[SET TASK]
For the entries that follow, state how many lines include the word "Resort", giving the number and nothing else.

──────── INFORMATION SUPPLIED

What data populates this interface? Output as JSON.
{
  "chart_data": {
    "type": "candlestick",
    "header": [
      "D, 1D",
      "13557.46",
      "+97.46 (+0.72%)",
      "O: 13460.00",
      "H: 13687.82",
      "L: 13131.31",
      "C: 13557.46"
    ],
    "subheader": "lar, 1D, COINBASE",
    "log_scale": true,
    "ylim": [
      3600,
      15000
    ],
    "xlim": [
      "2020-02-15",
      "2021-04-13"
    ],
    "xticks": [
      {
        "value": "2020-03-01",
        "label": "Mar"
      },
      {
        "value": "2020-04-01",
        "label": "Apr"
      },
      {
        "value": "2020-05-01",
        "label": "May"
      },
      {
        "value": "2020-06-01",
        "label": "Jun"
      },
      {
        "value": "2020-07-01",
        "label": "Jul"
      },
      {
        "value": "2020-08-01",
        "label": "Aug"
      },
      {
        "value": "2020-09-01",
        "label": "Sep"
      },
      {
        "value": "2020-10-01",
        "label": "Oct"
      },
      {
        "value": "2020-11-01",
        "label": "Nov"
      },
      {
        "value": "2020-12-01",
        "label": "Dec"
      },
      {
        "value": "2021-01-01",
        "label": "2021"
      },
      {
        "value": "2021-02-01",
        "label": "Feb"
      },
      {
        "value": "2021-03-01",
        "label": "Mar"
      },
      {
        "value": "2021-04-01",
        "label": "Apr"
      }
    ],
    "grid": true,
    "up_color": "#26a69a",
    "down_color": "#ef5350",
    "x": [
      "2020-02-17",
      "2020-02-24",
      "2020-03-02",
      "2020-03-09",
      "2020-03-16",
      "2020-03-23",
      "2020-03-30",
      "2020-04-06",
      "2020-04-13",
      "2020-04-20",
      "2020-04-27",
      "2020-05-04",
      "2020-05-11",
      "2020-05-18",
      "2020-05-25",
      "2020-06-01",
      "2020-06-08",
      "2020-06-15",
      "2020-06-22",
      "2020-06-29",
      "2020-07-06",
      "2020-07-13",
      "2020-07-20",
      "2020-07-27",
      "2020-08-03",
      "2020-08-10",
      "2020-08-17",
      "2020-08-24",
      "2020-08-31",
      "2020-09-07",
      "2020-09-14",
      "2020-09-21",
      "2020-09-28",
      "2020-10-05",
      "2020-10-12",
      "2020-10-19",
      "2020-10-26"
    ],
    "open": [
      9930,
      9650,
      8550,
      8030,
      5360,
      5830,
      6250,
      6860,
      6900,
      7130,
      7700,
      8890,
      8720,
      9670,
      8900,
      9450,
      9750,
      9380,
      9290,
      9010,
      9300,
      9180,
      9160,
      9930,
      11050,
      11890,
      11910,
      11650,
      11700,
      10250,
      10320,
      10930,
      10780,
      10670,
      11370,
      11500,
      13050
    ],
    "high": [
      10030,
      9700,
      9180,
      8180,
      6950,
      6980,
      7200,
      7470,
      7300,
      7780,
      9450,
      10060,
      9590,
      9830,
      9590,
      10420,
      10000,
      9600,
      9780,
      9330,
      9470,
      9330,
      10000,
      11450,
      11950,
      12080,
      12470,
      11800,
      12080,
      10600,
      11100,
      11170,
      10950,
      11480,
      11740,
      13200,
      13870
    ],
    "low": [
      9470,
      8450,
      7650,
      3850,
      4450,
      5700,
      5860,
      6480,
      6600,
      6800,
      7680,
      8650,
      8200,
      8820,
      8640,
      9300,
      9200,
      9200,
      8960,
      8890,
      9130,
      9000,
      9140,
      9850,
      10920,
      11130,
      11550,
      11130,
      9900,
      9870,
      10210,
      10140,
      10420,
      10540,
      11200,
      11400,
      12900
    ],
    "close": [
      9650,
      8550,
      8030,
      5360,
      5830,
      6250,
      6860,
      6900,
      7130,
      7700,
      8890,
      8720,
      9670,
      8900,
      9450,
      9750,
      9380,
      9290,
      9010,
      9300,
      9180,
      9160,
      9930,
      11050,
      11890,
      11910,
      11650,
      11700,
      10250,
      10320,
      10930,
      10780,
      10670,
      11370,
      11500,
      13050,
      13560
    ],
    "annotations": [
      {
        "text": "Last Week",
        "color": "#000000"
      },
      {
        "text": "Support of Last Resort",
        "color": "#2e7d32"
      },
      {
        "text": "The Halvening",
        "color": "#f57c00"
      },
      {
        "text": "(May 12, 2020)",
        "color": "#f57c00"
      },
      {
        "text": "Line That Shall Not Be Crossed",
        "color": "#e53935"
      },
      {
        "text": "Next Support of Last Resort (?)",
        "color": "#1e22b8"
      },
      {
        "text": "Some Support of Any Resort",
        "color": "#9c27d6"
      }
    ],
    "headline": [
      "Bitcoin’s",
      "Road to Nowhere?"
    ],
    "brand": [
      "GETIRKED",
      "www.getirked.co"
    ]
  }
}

────────────────

[SOLUTION FOR THIS EXERCISE]
3